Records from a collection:

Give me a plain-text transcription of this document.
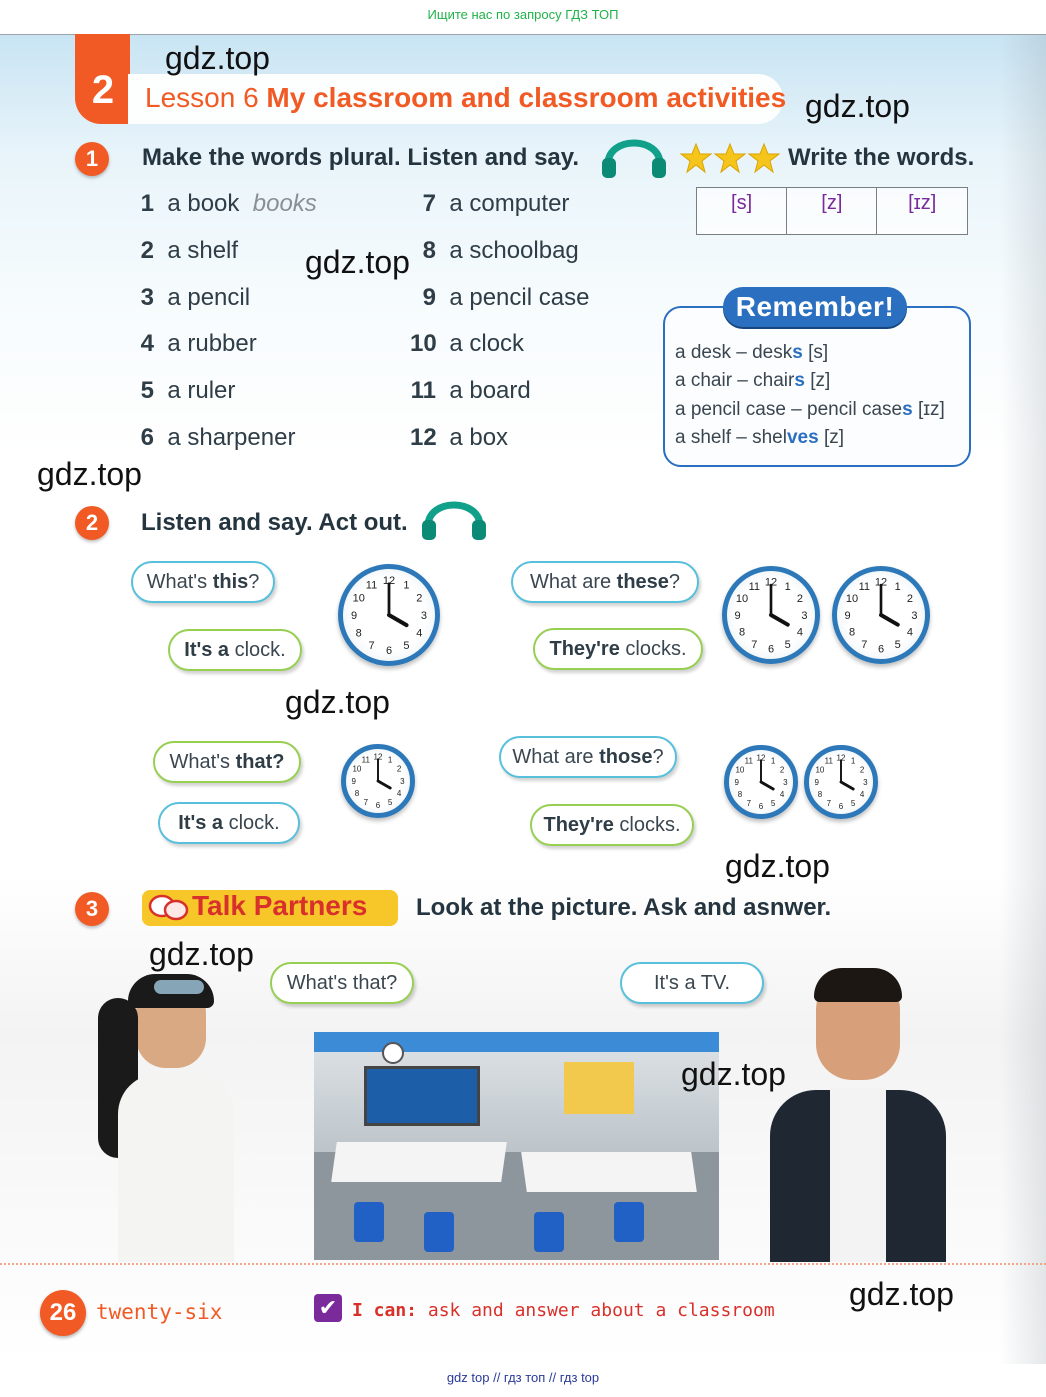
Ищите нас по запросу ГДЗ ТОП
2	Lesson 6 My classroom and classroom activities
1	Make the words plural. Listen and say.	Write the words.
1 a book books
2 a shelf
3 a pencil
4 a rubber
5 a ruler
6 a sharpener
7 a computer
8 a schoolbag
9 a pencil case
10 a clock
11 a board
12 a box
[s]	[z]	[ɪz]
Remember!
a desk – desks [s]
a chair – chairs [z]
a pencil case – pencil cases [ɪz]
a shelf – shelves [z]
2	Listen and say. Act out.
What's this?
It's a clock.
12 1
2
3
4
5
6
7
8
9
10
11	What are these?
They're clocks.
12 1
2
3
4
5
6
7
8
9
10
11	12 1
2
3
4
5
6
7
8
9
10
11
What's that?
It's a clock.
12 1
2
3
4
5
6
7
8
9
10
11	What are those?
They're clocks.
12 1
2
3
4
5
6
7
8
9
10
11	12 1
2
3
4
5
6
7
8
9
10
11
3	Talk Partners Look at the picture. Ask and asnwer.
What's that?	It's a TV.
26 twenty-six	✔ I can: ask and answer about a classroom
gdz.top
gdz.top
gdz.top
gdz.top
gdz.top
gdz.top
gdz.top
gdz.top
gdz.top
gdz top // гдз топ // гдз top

* * *

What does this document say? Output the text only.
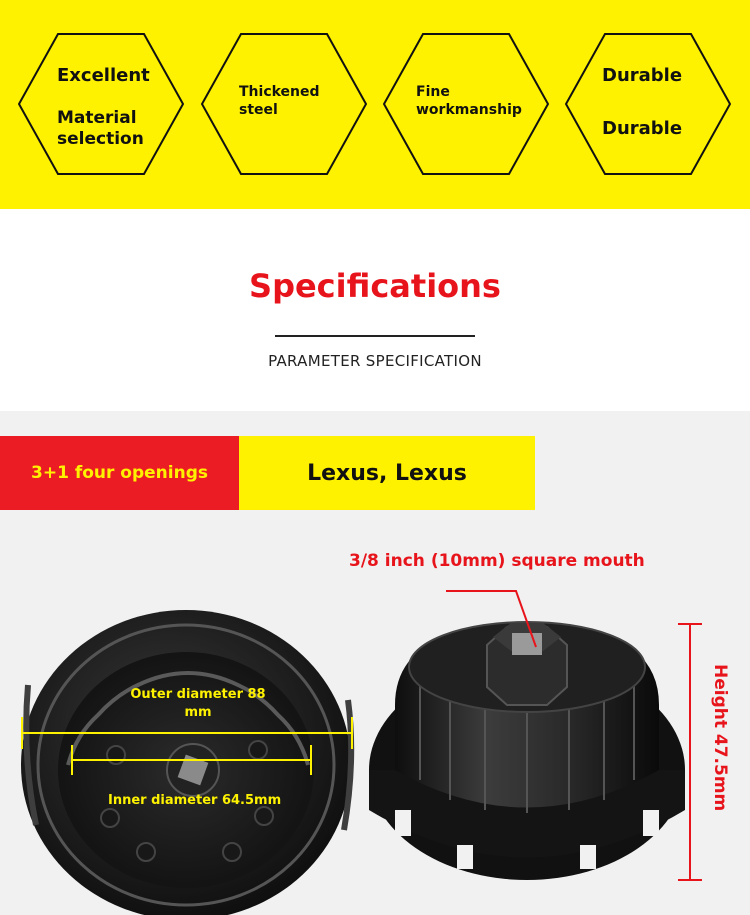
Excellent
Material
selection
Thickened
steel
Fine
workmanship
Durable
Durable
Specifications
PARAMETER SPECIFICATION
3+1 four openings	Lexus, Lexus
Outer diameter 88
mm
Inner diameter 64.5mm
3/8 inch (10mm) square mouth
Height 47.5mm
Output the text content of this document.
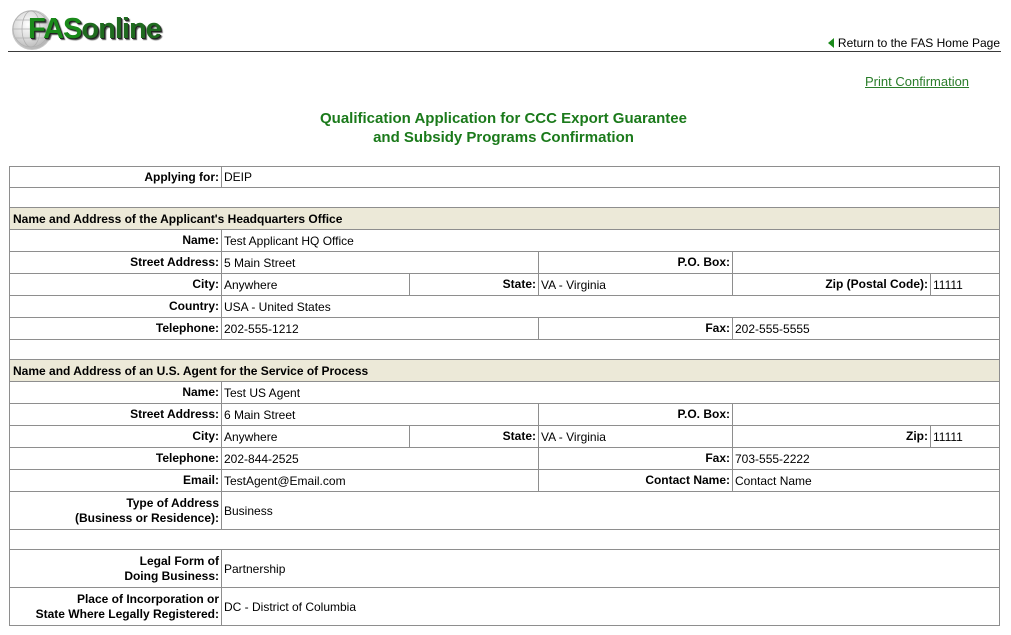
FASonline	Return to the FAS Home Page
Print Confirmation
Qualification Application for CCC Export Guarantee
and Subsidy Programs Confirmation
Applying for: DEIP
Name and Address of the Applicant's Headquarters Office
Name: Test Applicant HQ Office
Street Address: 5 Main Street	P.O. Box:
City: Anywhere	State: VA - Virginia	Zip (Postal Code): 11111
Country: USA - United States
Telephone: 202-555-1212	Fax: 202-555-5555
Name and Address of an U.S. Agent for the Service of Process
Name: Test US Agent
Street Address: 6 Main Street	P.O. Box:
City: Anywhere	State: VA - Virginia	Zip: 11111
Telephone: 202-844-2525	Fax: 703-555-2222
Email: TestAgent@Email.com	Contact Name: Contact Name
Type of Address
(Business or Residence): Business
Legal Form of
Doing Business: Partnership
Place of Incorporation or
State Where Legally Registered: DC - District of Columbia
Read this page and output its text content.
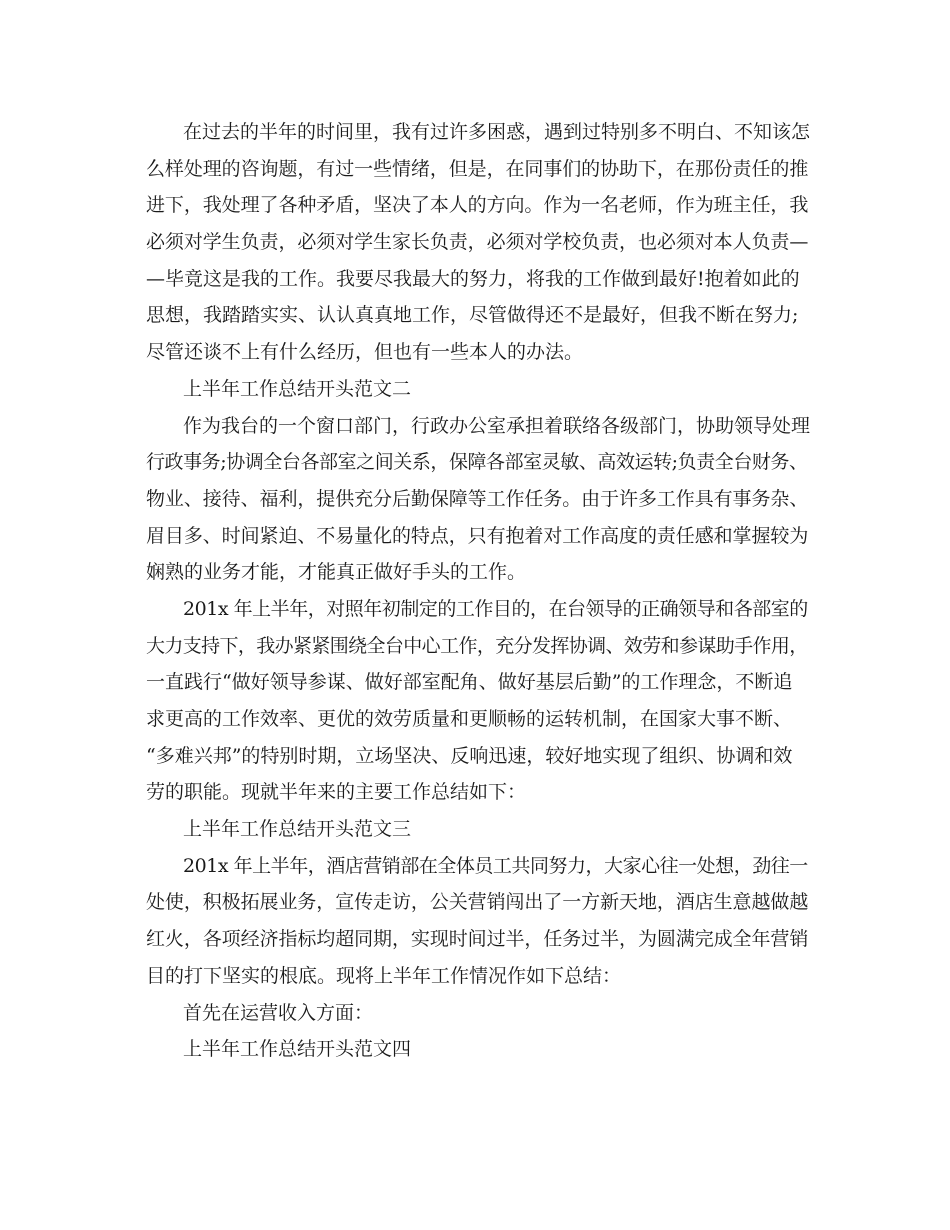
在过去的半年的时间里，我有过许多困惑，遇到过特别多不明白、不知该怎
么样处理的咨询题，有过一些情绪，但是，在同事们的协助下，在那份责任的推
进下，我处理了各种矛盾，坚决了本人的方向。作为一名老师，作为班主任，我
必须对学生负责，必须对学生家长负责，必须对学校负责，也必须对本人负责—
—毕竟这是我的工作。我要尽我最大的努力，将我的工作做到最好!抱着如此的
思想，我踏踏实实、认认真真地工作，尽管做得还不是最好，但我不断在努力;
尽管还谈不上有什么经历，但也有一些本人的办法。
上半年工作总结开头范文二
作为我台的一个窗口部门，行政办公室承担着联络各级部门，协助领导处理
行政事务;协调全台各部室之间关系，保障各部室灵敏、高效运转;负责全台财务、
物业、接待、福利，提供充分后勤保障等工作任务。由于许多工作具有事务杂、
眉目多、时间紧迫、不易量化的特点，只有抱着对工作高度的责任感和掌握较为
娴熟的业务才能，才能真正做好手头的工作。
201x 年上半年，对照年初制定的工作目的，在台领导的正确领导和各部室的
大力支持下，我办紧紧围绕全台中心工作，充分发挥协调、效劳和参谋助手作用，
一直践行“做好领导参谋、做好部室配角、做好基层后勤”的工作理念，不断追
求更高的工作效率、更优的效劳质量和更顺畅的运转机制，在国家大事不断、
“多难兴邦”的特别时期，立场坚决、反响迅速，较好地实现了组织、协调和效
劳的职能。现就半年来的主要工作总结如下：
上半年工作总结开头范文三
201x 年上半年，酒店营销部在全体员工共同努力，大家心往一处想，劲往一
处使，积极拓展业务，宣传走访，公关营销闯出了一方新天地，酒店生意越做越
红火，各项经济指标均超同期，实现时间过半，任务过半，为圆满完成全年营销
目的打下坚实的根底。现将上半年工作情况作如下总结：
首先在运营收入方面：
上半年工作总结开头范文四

» Stated task
Identify the lines in the entries above that contain "Office", then copy them out.

» Answer for the task
Name and Address of the Applicant's Headquarters Office
Name: Test Applicant HQ Office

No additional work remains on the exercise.